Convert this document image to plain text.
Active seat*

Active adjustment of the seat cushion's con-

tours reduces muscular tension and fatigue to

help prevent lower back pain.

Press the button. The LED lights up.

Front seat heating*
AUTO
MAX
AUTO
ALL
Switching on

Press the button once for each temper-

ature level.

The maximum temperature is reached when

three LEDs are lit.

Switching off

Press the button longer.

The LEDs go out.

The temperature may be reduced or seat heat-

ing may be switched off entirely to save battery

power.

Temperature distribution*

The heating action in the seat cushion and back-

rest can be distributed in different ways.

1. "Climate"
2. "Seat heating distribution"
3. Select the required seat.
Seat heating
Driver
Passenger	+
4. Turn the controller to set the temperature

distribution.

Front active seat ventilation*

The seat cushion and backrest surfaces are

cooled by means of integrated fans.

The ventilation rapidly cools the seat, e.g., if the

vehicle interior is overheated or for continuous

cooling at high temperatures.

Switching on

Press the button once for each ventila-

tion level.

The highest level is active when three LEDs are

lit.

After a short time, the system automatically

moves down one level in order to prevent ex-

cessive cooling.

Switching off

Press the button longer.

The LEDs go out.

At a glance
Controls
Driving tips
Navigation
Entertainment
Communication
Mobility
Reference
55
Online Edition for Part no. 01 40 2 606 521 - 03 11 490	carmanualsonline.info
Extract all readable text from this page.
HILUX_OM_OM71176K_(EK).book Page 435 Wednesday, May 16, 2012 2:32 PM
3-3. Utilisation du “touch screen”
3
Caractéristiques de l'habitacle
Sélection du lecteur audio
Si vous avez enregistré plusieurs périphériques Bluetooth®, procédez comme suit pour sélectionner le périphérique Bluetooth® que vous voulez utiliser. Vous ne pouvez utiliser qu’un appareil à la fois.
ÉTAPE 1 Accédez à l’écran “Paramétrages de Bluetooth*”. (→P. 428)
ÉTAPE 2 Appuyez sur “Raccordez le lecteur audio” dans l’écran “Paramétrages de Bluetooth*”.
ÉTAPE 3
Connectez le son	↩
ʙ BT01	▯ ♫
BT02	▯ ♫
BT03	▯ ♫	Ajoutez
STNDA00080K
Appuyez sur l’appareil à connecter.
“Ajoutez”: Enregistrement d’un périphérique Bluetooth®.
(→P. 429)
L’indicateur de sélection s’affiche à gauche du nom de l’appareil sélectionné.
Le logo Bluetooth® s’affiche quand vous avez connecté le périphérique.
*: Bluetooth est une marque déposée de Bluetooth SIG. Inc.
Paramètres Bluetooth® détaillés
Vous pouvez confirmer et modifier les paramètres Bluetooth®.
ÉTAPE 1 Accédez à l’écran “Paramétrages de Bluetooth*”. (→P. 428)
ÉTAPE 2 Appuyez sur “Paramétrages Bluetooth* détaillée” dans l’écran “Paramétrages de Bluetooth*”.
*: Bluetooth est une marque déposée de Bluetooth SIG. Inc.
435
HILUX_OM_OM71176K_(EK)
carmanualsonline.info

..........

Repeat every line of the data, exactly and in full.

> Reply
Convert this document image to plain text.
Active seat*

Active adjustment of the seat cushion's con-

tours reduces muscular tension and fatigue to

help prevent lower back pain.

Press the button. The LED lights up.

Front seat heating*
AUTO
MAX
AUTO
ALL
Switching on

Press the button once for each temper-

ature level.

The maximum temperature is reached when

three LEDs are lit.

Switching off

Press the button longer.

The LEDs go out.

The temperature may be reduced or seat heat-

ing may be switched off entirely to save battery

power.

Temperature distribution*

The heating action in the seat cushion and back-

rest can be distributed in different ways.

1. "Climate"
2. "Seat heating distribution"
3. Select the required seat.
Seat heating
Driver
Passenger	+
4. Turn the controller to set the temperature

distribution.

Front active seat ventilation*

The seat cushion and backrest surfaces are

cooled by means of integrated fans.

The ventilation rapidly cools the seat, e.g., if the

vehicle interior is overheated or for continuous

cooling at high temperatures.

Switching on

Press the button once for each ventila-

tion level.

The highest level is active when three LEDs are

lit.

After a short time, the system automatically

moves down one level in order to prevent ex-

cessive cooling.

Switching off

Press the button longer.

The LEDs go out.

At a glance
Controls
Driving tips
Navigation
Entertainment
Communication
Mobility
Reference
55
Online Edition for Part no. 01 40 2 606 521 - 03 11 490	carmanualsonline.info
Extract all readable text from this page.
HILUX_OM_OM71176K_(EK).book Page 435 Wednesday, May 16, 2012 2:32 PM
3-3. Utilisation du “touch screen”
3
Caractéristiques de l'habitacle
Sélection du lecteur audio
Si vous avez enregistré plusieurs périphériques Bluetooth®, procédez comme suit pour sélectionner le périphérique Bluetooth® que vous voulez utiliser. Vous ne pouvez utiliser qu’un appareil à la fois.
ÉTAPE 1 Accédez à l’écran “Paramétrages de Bluetooth*”. (→P. 428)
ÉTAPE 2 Appuyez sur “Raccordez le lecteur audio” dans l’écran “Paramétrages de Bluetooth*”.
ÉTAPE 3
Connectez le son	↩
ʙ BT01	▯ ♫
BT02	▯ ♫
BT03	▯ ♫	Ajoutez
STNDA00080K
Appuyez sur l’appareil à connecter.
“Ajoutez”: Enregistrement d’un périphérique Bluetooth®.
(→P. 429)
L’indicateur de sélection s’affiche à gauche du nom de l’appareil sélectionné.
Le logo Bluetooth® s’affiche quand vous avez connecté le périphérique.
*: Bluetooth est une marque déposée de Bluetooth SIG. Inc.
Paramètres Bluetooth® détaillés
Vous pouvez confirmer et modifier les paramètres Bluetooth®.
ÉTAPE 1 Accédez à l’écran “Paramétrages de Bluetooth*”. (→P. 428)
ÉTAPE 2 Appuyez sur “Paramétrages Bluetooth* détaillée” dans l’écran “Paramétrages de Bluetooth*”.
*: Bluetooth est une marque déposée de Bluetooth SIG. Inc.
435
HILUX_OM_OM71176K_(EK)
carmanualsonline.info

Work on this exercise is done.